| INSTRUCTION |
Gather all lines with the word "HORARIO" in them.

___ INPUT ROWS

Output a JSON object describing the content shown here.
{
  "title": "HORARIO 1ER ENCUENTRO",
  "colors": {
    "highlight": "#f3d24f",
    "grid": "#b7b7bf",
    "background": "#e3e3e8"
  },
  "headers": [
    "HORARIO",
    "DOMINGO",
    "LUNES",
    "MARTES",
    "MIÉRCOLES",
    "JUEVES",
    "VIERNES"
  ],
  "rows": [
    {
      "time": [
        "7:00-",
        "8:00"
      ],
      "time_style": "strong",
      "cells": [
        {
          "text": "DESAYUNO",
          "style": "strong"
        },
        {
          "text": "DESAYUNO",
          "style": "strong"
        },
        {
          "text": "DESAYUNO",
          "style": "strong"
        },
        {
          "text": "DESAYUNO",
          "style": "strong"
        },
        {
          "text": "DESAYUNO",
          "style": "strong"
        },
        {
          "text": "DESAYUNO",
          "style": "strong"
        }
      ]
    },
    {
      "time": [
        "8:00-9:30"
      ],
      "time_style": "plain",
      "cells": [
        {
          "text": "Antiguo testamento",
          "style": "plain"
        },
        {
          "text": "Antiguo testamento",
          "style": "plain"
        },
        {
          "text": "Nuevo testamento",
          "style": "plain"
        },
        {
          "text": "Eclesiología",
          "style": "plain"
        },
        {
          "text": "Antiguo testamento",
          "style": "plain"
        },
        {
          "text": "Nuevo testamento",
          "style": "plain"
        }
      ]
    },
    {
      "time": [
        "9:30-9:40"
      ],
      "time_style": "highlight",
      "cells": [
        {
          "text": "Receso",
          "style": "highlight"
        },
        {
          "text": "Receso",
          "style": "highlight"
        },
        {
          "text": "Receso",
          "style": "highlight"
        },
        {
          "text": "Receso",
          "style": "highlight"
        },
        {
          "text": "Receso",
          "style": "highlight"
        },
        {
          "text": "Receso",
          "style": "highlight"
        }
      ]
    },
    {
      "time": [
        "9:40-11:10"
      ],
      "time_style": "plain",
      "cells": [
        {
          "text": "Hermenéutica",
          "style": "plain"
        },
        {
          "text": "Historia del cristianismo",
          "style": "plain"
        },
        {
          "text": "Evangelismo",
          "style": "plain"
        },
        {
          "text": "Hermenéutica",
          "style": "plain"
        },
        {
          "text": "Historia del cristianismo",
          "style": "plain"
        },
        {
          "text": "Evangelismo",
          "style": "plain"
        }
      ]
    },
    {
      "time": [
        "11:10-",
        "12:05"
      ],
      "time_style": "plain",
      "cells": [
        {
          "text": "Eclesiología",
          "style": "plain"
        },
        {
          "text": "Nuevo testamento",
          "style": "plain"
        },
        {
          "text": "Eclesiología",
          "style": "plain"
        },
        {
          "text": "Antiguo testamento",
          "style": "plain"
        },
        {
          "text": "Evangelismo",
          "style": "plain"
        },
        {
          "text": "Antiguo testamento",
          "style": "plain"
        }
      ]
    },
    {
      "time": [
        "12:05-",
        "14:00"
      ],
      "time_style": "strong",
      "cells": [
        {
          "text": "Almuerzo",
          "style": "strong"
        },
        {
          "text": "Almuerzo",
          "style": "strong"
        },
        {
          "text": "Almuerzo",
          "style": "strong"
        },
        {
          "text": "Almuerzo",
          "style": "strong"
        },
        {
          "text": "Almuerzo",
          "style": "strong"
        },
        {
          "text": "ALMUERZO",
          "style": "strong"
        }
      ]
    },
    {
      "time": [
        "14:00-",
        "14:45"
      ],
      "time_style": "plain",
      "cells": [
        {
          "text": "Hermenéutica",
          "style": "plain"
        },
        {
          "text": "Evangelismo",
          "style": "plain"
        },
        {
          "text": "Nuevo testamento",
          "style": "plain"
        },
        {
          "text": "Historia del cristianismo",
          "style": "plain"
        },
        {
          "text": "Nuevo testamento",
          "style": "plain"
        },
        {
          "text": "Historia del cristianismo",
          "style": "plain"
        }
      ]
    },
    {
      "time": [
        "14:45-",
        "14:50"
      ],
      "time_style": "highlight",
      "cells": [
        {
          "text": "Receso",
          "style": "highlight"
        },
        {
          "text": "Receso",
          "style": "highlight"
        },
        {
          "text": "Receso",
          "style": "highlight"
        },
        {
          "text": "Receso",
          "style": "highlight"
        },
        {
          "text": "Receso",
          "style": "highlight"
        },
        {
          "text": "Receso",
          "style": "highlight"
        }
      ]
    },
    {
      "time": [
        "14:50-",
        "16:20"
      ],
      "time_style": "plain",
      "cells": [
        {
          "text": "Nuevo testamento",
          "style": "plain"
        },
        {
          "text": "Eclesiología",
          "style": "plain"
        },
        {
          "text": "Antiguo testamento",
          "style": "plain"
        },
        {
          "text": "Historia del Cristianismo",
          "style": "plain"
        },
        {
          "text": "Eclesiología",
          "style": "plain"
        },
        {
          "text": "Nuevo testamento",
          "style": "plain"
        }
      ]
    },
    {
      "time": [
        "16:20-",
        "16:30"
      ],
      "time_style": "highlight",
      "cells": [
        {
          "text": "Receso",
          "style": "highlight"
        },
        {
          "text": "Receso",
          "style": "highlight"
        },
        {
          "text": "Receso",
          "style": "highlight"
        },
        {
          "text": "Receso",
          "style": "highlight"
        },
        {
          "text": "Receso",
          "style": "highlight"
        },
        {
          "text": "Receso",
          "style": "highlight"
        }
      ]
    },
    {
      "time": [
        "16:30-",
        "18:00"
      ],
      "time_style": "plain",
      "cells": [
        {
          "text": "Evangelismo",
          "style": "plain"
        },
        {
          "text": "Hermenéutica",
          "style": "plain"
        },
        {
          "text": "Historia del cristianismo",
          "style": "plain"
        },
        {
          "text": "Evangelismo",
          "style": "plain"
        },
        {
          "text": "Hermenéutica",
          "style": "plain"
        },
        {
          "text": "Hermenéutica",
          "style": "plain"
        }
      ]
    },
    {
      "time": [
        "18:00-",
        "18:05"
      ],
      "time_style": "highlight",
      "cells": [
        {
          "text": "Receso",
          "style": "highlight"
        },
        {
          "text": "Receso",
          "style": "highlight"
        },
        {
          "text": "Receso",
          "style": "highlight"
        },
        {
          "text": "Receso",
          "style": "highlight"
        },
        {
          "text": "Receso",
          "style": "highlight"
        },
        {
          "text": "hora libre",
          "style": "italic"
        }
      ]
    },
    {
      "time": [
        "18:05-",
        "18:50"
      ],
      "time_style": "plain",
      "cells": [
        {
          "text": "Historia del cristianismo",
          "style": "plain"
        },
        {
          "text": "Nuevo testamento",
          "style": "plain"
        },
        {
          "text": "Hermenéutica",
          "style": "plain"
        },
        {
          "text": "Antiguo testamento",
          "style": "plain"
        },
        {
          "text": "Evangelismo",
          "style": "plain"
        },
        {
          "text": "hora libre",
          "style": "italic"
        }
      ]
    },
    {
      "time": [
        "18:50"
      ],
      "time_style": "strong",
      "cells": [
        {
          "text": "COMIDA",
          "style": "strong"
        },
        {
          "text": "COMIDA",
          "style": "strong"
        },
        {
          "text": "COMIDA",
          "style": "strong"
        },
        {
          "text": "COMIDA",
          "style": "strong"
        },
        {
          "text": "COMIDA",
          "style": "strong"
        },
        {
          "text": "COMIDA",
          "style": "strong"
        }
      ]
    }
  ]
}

______

| THE REPLY |
  "title": "HORARIO 1ER ENCUENTRO",
    "HORARIO",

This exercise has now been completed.